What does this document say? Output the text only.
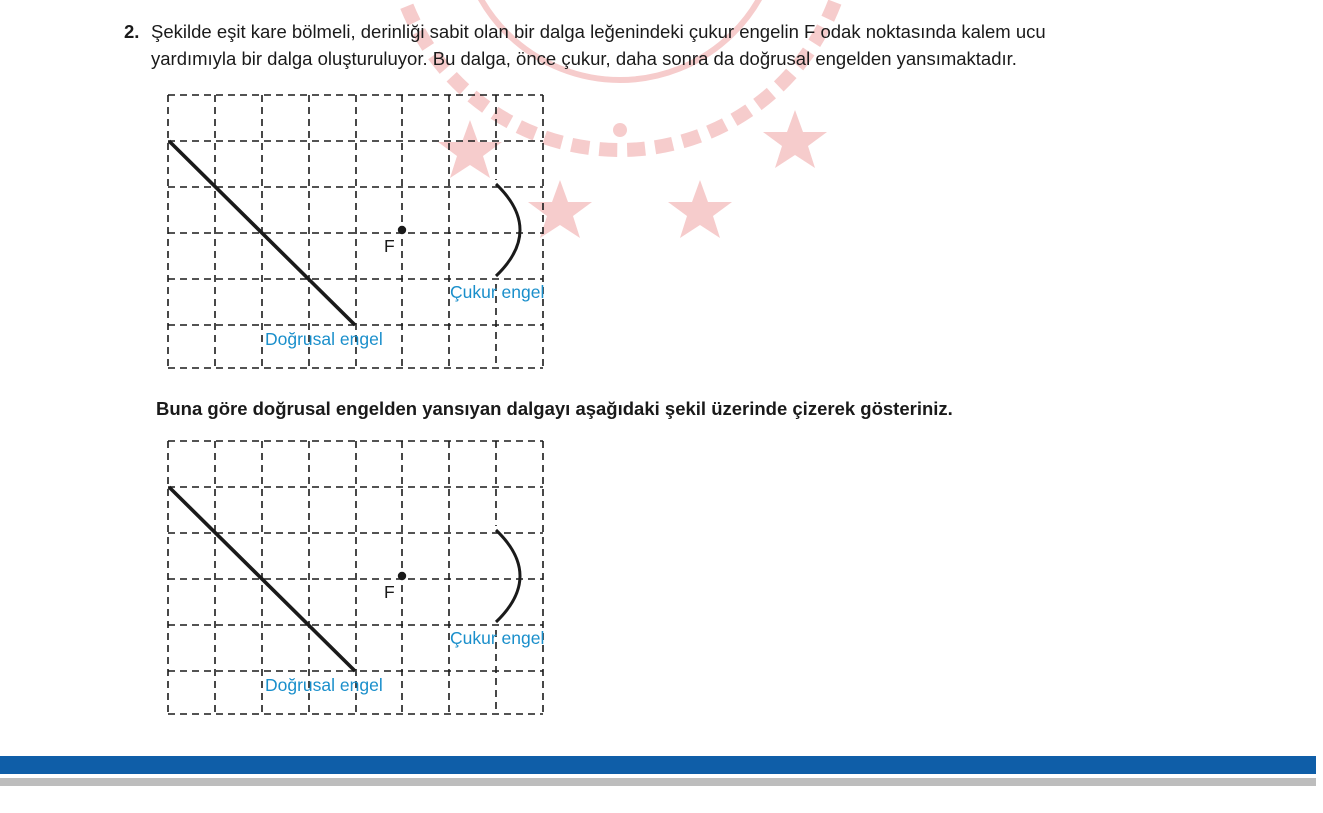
2. Şekilde eşit kare bölmeli, derinliği sabit olan bir dalga leğenindeki çukur engelin F odak noktasında kalem ucu
yardımıyla bir dalga oluşturuluyor. Bu dalga, önce çukur, daha sonra da doğrusal engelden yansımaktadır.
F
Çukur engel
Doğrusal engel
Buna göre doğrusal engelden yansıyan dalgayı aşağıdaki şekil üzerinde çizerek gösteriniz.
F
Çukur engel
Doğrusal engel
-=-=-=-=-
SET TASK >>
Copy all of the entries verbatim, leaving out any pictures they contain.

SOLUTION FOR THIS TASK >>
What does this document say? Output the text only.
2. Şekilde eşit kare bölmeli, derinliği sabit olan bir dalga leğenindeki çukur engelin F odak noktasında kalem ucu
yardımıyla bir dalga oluşturuluyor. Bu dalga, önce çukur, daha sonra da doğrusal engelden yansımaktadır.
F
Çukur engel
Doğrusal engel
Buna göre doğrusal engelden yansıyan dalgayı aşağıdaki şekil üzerinde çizerek gösteriniz.
F
Çukur engel
Doğrusal engel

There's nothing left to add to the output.